Repeat the material below word for word and leave out all pictures.
──────── Record list ────────
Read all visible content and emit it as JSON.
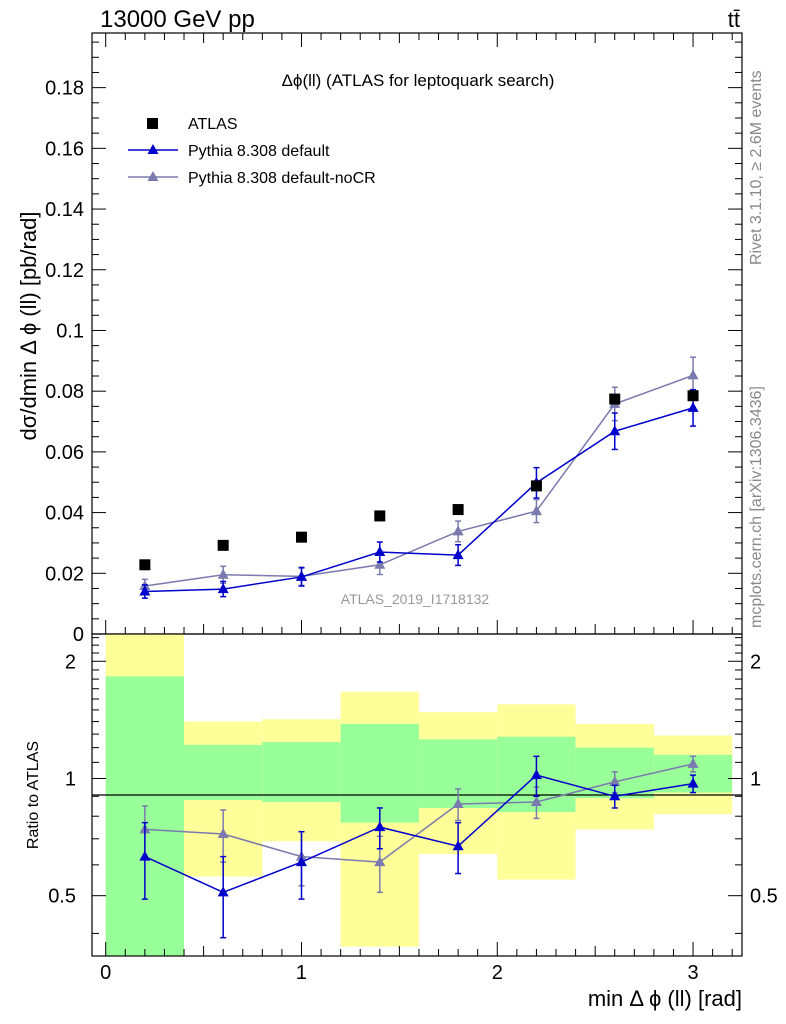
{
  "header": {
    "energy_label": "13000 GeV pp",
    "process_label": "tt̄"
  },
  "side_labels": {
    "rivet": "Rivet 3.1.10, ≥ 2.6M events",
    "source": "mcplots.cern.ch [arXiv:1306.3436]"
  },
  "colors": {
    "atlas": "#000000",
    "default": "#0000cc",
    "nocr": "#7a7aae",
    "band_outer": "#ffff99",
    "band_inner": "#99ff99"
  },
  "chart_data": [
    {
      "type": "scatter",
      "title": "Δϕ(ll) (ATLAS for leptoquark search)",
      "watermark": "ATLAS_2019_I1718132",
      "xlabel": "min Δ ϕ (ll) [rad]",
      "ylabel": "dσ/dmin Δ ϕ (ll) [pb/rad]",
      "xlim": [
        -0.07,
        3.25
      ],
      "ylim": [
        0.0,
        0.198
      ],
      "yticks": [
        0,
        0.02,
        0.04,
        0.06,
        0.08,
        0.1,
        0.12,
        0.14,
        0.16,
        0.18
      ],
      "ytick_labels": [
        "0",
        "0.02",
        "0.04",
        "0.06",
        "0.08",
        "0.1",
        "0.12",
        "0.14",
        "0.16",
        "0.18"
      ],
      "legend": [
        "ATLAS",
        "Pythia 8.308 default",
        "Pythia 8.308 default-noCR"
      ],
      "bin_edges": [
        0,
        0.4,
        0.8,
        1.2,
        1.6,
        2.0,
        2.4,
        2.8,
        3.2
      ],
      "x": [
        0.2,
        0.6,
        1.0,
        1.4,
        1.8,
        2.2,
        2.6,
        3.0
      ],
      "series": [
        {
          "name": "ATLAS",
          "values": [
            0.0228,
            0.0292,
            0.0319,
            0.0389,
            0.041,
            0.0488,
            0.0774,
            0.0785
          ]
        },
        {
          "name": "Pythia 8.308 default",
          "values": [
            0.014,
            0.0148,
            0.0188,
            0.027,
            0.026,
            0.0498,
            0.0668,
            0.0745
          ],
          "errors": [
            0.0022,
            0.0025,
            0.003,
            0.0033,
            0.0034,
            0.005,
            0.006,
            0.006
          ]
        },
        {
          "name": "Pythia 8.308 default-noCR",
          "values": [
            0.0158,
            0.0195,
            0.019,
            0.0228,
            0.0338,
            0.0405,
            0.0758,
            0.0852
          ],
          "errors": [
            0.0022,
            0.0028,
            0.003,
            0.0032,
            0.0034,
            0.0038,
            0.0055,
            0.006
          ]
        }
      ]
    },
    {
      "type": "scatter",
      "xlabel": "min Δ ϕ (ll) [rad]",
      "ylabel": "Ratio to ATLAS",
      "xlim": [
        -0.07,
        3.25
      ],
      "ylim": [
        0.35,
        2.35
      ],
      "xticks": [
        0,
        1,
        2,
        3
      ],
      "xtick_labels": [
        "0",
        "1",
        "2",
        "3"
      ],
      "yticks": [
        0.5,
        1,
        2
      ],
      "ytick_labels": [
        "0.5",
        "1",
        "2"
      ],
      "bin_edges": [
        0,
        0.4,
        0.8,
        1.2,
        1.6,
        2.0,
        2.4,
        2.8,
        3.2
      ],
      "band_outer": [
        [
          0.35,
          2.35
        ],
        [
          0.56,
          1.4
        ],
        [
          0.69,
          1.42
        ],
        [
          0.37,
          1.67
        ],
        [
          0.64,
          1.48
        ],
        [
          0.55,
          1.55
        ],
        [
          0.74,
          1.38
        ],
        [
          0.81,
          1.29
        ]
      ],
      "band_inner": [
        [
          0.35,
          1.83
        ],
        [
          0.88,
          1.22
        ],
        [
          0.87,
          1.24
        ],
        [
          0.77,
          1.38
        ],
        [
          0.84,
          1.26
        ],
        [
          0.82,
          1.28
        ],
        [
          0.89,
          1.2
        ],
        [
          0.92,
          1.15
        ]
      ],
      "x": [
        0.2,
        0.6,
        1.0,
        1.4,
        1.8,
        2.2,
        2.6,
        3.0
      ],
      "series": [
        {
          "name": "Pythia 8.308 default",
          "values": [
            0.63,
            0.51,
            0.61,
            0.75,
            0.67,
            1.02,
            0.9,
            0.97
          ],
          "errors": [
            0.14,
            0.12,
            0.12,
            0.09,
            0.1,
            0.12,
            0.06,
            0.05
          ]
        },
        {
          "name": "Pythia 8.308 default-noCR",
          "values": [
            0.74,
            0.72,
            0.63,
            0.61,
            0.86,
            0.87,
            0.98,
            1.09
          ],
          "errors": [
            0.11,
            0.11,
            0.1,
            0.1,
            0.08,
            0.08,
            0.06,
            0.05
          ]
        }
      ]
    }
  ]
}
────────
Solution to the problem:
Read all visible content and emit it as JSON.
{
  "header": {
    "energy_label": "13000 GeV pp",
    "process_label": "tt̄"
  },
  "side_labels": {
    "rivet": "Rivet 3.1.10, ≥ 2.6M events",
    "source": "mcplots.cern.ch [arXiv:1306.3436]"
  },
  "colors": {
    "atlas": "#000000",
    "default": "#0000cc",
    "nocr": "#7a7aae",
    "band_outer": "#ffff99",
    "band_inner": "#99ff99"
  },
  "chart_data": [
    {
      "type": "scatter",
      "title": "Δϕ(ll) (ATLAS for leptoquark search)",
      "watermark": "ATLAS_2019_I1718132",
      "xlabel": "min Δ ϕ (ll) [rad]",
      "ylabel": "dσ/dmin Δ ϕ (ll) [pb/rad]",
      "xlim": [
        -0.07,
        3.25
      ],
      "ylim": [
        0.0,
        0.198
      ],
      "yticks": [
        0,
        0.02,
        0.04,
        0.06,
        0.08,
        0.1,
        0.12,
        0.14,
        0.16,
        0.18
      ],
      "ytick_labels": [
        "0",
        "0.02",
        "0.04",
        "0.06",
        "0.08",
        "0.1",
        "0.12",
        "0.14",
        "0.16",
        "0.18"
      ],
      "legend": [
        "ATLAS",
        "Pythia 8.308 default",
        "Pythia 8.308 default-noCR"
      ],
      "bin_edges": [
        0,
        0.4,
        0.8,
        1.2,
        1.6,
        2.0,
        2.4,
        2.8,
        3.2
      ],
      "x": [
        0.2,
        0.6,
        1.0,
        1.4,
        1.8,
        2.2,
        2.6,
        3.0
      ],
      "series": [
        {
          "name": "ATLAS",
          "values": [
            0.0228,
            0.0292,
            0.0319,
            0.0389,
            0.041,
            0.0488,
            0.0774,
            0.0785
          ]
        },
        {
          "name": "Pythia 8.308 default",
          "values": [
            0.014,
            0.0148,
            0.0188,
            0.027,
            0.026,
            0.0498,
            0.0668,
            0.0745
          ],
          "errors": [
            0.0022,
            0.0025,
            0.003,
            0.0033,
            0.0034,
            0.005,
            0.006,
            0.006
          ]
        },
        {
          "name": "Pythia 8.308 default-noCR",
          "values": [
            0.0158,
            0.0195,
            0.019,
            0.0228,
            0.0338,
            0.0405,
            0.0758,
            0.0852
          ],
          "errors": [
            0.0022,
            0.0028,
            0.003,
            0.0032,
            0.0034,
            0.0038,
            0.0055,
            0.006
          ]
        }
      ]
    },
    {
      "type": "scatter",
      "xlabel": "min Δ ϕ (ll) [rad]",
      "ylabel": "Ratio to ATLAS",
      "xlim": [
        -0.07,
        3.25
      ],
      "ylim": [
        0.35,
        2.35
      ],
      "xticks": [
        0,
        1,
        2,
        3
      ],
      "xtick_labels": [
        "0",
        "1",
        "2",
        "3"
      ],
      "yticks": [
        0.5,
        1,
        2
      ],
      "ytick_labels": [
        "0.5",
        "1",
        "2"
      ],
      "bin_edges": [
        0,
        0.4,
        0.8,
        1.2,
        1.6,
        2.0,
        2.4,
        2.8,
        3.2
      ],
      "band_outer": [
        [
          0.35,
          2.35
        ],
        [
          0.56,
          1.4
        ],
        [
          0.69,
          1.42
        ],
        [
          0.37,
          1.67
        ],
        [
          0.64,
          1.48
        ],
        [
          0.55,
          1.55
        ],
        [
          0.74,
          1.38
        ],
        [
          0.81,
          1.29
        ]
      ],
      "band_inner": [
        [
          0.35,
          1.83
        ],
        [
          0.88,
          1.22
        ],
        [
          0.87,
          1.24
        ],
        [
          0.77,
          1.38
        ],
        [
          0.84,
          1.26
        ],
        [
          0.82,
          1.28
        ],
        [
          0.89,
          1.2
        ],
        [
          0.92,
          1.15
        ]
      ],
      "x": [
        0.2,
        0.6,
        1.0,
        1.4,
        1.8,
        2.2,
        2.6,
        3.0
      ],
      "series": [
        {
          "name": "Pythia 8.308 default",
          "values": [
            0.63,
            0.51,
            0.61,
            0.75,
            0.67,
            1.02,
            0.9,
            0.97
          ],
          "errors": [
            0.14,
            0.12,
            0.12,
            0.09,
            0.1,
            0.12,
            0.06,
            0.05
          ]
        },
        {
          "name": "Pythia 8.308 default-noCR",
          "values": [
            0.74,
            0.72,
            0.63,
            0.61,
            0.86,
            0.87,
            0.98,
            1.09
          ],
          "errors": [
            0.11,
            0.11,
            0.1,
            0.1,
            0.08,
            0.08,
            0.06,
            0.05
          ]
        }
      ]
    }
  ]
}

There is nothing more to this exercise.